### EXERCISE TASK
Take the listing and print it in full, exactly as given.

### INPUT FOR THIS TASK
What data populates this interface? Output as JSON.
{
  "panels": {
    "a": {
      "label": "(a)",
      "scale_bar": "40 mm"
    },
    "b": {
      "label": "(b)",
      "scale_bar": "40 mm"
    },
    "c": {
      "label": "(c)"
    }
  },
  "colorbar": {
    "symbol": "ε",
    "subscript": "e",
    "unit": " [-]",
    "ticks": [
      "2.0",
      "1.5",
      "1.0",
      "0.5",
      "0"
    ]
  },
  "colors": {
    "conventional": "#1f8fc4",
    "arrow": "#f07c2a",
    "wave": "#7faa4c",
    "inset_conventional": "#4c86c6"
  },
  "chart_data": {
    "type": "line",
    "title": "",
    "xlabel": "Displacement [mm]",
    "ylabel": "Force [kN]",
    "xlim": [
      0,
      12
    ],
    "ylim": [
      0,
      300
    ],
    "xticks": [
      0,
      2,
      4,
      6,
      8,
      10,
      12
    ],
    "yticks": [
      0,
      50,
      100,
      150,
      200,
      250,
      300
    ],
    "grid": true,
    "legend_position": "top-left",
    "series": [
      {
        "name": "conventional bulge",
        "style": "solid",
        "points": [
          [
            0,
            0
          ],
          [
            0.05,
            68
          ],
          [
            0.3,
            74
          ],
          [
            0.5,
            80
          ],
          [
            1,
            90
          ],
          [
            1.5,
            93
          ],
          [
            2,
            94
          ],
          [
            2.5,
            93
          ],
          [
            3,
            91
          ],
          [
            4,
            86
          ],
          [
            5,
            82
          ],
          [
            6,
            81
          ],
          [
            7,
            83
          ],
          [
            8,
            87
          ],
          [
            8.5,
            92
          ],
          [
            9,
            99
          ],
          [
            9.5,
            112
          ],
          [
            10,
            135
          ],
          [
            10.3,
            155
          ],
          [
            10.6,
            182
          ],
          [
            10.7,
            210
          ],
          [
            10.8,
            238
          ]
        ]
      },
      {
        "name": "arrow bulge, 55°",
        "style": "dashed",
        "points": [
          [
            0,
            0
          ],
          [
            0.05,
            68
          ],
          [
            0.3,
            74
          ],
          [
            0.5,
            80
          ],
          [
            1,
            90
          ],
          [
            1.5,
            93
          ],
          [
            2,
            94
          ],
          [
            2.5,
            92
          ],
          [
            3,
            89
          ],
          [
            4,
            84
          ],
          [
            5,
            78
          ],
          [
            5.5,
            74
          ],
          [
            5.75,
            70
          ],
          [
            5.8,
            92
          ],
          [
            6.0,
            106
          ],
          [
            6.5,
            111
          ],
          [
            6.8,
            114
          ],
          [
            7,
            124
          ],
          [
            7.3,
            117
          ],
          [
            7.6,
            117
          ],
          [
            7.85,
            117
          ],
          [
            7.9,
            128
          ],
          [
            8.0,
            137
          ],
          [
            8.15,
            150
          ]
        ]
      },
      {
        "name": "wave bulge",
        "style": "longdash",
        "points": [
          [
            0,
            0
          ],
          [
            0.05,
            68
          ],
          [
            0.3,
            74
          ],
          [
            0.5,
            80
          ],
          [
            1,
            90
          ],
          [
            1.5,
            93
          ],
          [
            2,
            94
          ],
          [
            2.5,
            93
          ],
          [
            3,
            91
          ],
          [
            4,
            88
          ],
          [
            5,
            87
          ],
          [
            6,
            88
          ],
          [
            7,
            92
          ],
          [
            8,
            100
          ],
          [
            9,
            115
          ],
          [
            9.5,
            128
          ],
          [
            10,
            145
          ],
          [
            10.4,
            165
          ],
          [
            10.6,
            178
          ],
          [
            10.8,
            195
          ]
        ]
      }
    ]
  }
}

### RESPONSE
What data populates this interface? Output as JSON.
{
  "panels": {
    "a": {
      "label": "(a)",
      "scale_bar": "40 mm"
    },
    "b": {
      "label": "(b)",
      "scale_bar": "40 mm"
    },
    "c": {
      "label": "(c)"
    }
  },
  "colorbar": {
    "symbol": "ε",
    "subscript": "e",
    "unit": " [-]",
    "ticks": [
      "2.0",
      "1.5",
      "1.0",
      "0.5",
      "0"
    ]
  },
  "colors": {
    "conventional": "#1f8fc4",
    "arrow": "#f07c2a",
    "wave": "#7faa4c",
    "inset_conventional": "#4c86c6"
  },
  "chart_data": {
    "type": "line",
    "title": "",
    "xlabel": "Displacement [mm]",
    "ylabel": "Force [kN]",
    "xlim": [
      0,
      12
    ],
    "ylim": [
      0,
      300
    ],
    "xticks": [
      0,
      2,
      4,
      6,
      8,
      10,
      12
    ],
    "yticks": [
      0,
      50,
      100,
      150,
      200,
      250,
      300
    ],
    "grid": true,
    "legend_position": "top-left",
    "series": [
      {
        "name": "conventional bulge",
        "style": "solid",
        "points": [
          [
            0,
            0
          ],
          [
            0.05,
            68
          ],
          [
            0.3,
            74
          ],
          [
            0.5,
            80
          ],
          [
            1,
            90
          ],
          [
            1.5,
            93
          ],
          [
            2,
            94
          ],
          [
            2.5,
            93
          ],
          [
            3,
            91
          ],
          [
            4,
            86
          ],
          [
            5,
            82
          ],
          [
            6,
            81
          ],
          [
            7,
            83
          ],
          [
            8,
            87
          ],
          [
            8.5,
            92
          ],
          [
            9,
            99
          ],
          [
            9.5,
            112
          ],
          [
            10,
            135
          ],
          [
            10.3,
            155
          ],
          [
            10.6,
            182
          ],
          [
            10.7,
            210
          ],
          [
            10.8,
            238
          ]
        ]
      },
      {
        "name": "arrow bulge, 55°",
        "style": "dashed",
        "points": [
          [
            0,
            0
          ],
          [
            0.05,
            68
          ],
          [
            0.3,
            74
          ],
          [
            0.5,
            80
          ],
          [
            1,
            90
          ],
          [
            1.5,
            93
          ],
          [
            2,
            94
          ],
          [
            2.5,
            92
          ],
          [
            3,
            89
          ],
          [
            4,
            84
          ],
          [
            5,
            78
          ],
          [
            5.5,
            74
          ],
          [
            5.75,
            70
          ],
          [
            5.8,
            92
          ],
          [
            6.0,
            106
          ],
          [
            6.5,
            111
          ],
          [
            6.8,
            114
          ],
          [
            7,
            124
          ],
          [
            7.3,
            117
          ],
          [
            7.6,
            117
          ],
          [
            7.85,
            117
          ],
          [
            7.9,
            128
          ],
          [
            8.0,
            137
          ],
          [
            8.15,
            150
          ]
        ]
      },
      {
        "name": "wave bulge",
        "style": "longdash",
        "points": [
          [
            0,
            0
          ],
          [
            0.05,
            68
          ],
          [
            0.3,
            74
          ],
          [
            0.5,
            80
          ],
          [
            1,
            90
          ],
          [
            1.5,
            93
          ],
          [
            2,
            94
          ],
          [
            2.5,
            93
          ],
          [
            3,
            91
          ],
          [
            4,
            88
          ],
          [
            5,
            87
          ],
          [
            6,
            88
          ],
          [
            7,
            92
          ],
          [
            8,
            100
          ],
          [
            9,
            115
          ],
          [
            9.5,
            128
          ],
          [
            10,
            145
          ],
          [
            10.4,
            165
          ],
          [
            10.6,
            178
          ],
          [
            10.8,
            195
          ]
        ]
      }
    ]
  }
}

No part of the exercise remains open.